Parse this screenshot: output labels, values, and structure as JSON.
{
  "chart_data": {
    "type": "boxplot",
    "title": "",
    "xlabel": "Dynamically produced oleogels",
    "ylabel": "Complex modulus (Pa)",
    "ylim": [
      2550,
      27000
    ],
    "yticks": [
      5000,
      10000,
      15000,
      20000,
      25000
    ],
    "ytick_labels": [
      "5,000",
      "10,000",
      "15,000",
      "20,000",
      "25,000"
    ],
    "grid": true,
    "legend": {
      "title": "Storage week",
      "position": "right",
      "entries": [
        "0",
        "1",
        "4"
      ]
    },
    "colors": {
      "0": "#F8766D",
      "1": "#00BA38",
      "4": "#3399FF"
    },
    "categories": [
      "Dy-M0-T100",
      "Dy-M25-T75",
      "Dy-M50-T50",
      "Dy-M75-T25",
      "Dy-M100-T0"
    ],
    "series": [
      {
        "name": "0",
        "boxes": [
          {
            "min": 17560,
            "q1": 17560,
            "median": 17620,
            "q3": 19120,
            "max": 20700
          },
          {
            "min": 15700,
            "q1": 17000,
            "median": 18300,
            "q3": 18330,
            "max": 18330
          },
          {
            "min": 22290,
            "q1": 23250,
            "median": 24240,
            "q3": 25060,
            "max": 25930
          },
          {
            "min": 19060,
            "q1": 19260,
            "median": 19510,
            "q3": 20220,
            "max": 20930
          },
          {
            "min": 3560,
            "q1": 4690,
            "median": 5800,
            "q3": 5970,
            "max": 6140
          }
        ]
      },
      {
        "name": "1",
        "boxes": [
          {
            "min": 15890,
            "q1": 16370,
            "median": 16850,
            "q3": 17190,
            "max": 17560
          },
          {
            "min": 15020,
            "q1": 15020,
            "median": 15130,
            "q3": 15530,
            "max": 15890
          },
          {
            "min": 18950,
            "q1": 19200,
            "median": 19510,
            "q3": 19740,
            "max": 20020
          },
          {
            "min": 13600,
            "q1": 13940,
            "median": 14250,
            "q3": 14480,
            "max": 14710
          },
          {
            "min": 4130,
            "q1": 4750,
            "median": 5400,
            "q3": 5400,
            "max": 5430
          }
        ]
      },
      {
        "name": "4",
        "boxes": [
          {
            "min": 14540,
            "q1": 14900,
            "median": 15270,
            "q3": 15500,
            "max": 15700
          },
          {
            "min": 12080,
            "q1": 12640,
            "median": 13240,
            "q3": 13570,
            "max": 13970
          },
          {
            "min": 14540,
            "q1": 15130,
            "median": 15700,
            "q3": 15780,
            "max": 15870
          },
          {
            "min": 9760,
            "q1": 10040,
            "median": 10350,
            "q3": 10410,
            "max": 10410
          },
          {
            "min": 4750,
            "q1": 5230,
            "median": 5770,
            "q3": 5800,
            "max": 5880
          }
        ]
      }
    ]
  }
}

WHAT NEEDS TO BE DONE: The full set of records should be duplicated exactly.

RESPONSE:
Parse this screenshot: output labels, values, and structure as JSON.
{
  "chart_data": {
    "type": "boxplot",
    "title": "",
    "xlabel": "Dynamically produced oleogels",
    "ylabel": "Complex modulus (Pa)",
    "ylim": [
      2550,
      27000
    ],
    "yticks": [
      5000,
      10000,
      15000,
      20000,
      25000
    ],
    "ytick_labels": [
      "5,000",
      "10,000",
      "15,000",
      "20,000",
      "25,000"
    ],
    "grid": true,
    "legend": {
      "title": "Storage week",
      "position": "right",
      "entries": [
        "0",
        "1",
        "4"
      ]
    },
    "colors": {
      "0": "#F8766D",
      "1": "#00BA38",
      "4": "#3399FF"
    },
    "categories": [
      "Dy-M0-T100",
      "Dy-M25-T75",
      "Dy-M50-T50",
      "Dy-M75-T25",
      "Dy-M100-T0"
    ],
    "series": [
      {
        "name": "0",
        "boxes": [
          {
            "min": 17560,
            "q1": 17560,
            "median": 17620,
            "q3": 19120,
            "max": 20700
          },
          {
            "min": 15700,
            "q1": 17000,
            "median": 18300,
            "q3": 18330,
            "max": 18330
          },
          {
            "min": 22290,
            "q1": 23250,
            "median": 24240,
            "q3": 25060,
            "max": 25930
          },
          {
            "min": 19060,
            "q1": 19260,
            "median": 19510,
            "q3": 20220,
            "max": 20930
          },
          {
            "min": 3560,
            "q1": 4690,
            "median": 5800,
            "q3": 5970,
            "max": 6140
          }
        ]
      },
      {
        "name": "1",
        "boxes": [
          {
            "min": 15890,
            "q1": 16370,
            "median": 16850,
            "q3": 17190,
            "max": 17560
          },
          {
            "min": 15020,
            "q1": 15020,
            "median": 15130,
            "q3": 15530,
            "max": 15890
          },
          {
            "min": 18950,
            "q1": 19200,
            "median": 19510,
            "q3": 19740,
            "max": 20020
          },
          {
            "min": 13600,
            "q1": 13940,
            "median": 14250,
            "q3": 14480,
            "max": 14710
          },
          {
            "min": 4130,
            "q1": 4750,
            "median": 5400,
            "q3": 5400,
            "max": 5430
          }
        ]
      },
      {
        "name": "4",
        "boxes": [
          {
            "min": 14540,
            "q1": 14900,
            "median": 15270,
            "q3": 15500,
            "max": 15700
          },
          {
            "min": 12080,
            "q1": 12640,
            "median": 13240,
            "q3": 13570,
            "max": 13970
          },
          {
            "min": 14540,
            "q1": 15130,
            "median": 15700,
            "q3": 15780,
            "max": 15870
          },
          {
            "min": 9760,
            "q1": 10040,
            "median": 10350,
            "q3": 10410,
            "max": 10410
          },
          {
            "min": 4750,
            "q1": 5230,
            "median": 5770,
            "q3": 5800,
            "max": 5880
          }
        ]
      }
    ]
  }
}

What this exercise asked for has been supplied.